• AIM OF THE TASK: Report the count of lines where the string "tidligere" appears, and nothing else.
● ● ● ●
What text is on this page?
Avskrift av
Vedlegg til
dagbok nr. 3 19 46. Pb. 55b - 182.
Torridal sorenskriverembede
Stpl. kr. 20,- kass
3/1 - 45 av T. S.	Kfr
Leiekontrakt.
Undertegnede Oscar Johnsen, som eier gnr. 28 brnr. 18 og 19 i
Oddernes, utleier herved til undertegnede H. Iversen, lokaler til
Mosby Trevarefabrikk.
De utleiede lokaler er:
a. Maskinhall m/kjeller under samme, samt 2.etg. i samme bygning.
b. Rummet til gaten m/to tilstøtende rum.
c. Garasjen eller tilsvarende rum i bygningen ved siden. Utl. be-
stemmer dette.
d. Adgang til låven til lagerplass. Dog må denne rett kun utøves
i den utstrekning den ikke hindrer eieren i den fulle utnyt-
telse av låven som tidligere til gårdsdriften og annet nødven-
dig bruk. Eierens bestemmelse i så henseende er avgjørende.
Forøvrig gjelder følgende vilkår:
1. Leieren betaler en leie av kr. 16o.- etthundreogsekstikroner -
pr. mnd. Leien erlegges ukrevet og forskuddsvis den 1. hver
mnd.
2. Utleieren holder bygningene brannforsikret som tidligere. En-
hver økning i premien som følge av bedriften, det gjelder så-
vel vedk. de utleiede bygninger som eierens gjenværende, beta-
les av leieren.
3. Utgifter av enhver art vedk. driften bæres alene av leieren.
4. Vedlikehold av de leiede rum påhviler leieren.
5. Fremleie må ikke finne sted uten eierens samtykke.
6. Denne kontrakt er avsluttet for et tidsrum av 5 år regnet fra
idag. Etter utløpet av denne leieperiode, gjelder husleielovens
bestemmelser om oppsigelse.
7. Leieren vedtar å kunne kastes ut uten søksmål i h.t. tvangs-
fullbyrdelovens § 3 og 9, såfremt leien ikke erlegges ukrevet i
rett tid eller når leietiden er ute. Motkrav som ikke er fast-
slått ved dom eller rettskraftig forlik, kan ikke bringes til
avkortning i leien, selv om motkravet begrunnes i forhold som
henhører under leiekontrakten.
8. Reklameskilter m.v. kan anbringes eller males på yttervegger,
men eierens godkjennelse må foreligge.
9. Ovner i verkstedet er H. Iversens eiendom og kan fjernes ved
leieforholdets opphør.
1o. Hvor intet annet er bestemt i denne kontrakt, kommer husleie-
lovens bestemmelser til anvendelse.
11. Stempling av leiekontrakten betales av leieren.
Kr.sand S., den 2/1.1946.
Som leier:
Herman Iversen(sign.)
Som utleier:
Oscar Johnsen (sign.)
● ● ● ●
• IN RESPONSE: 2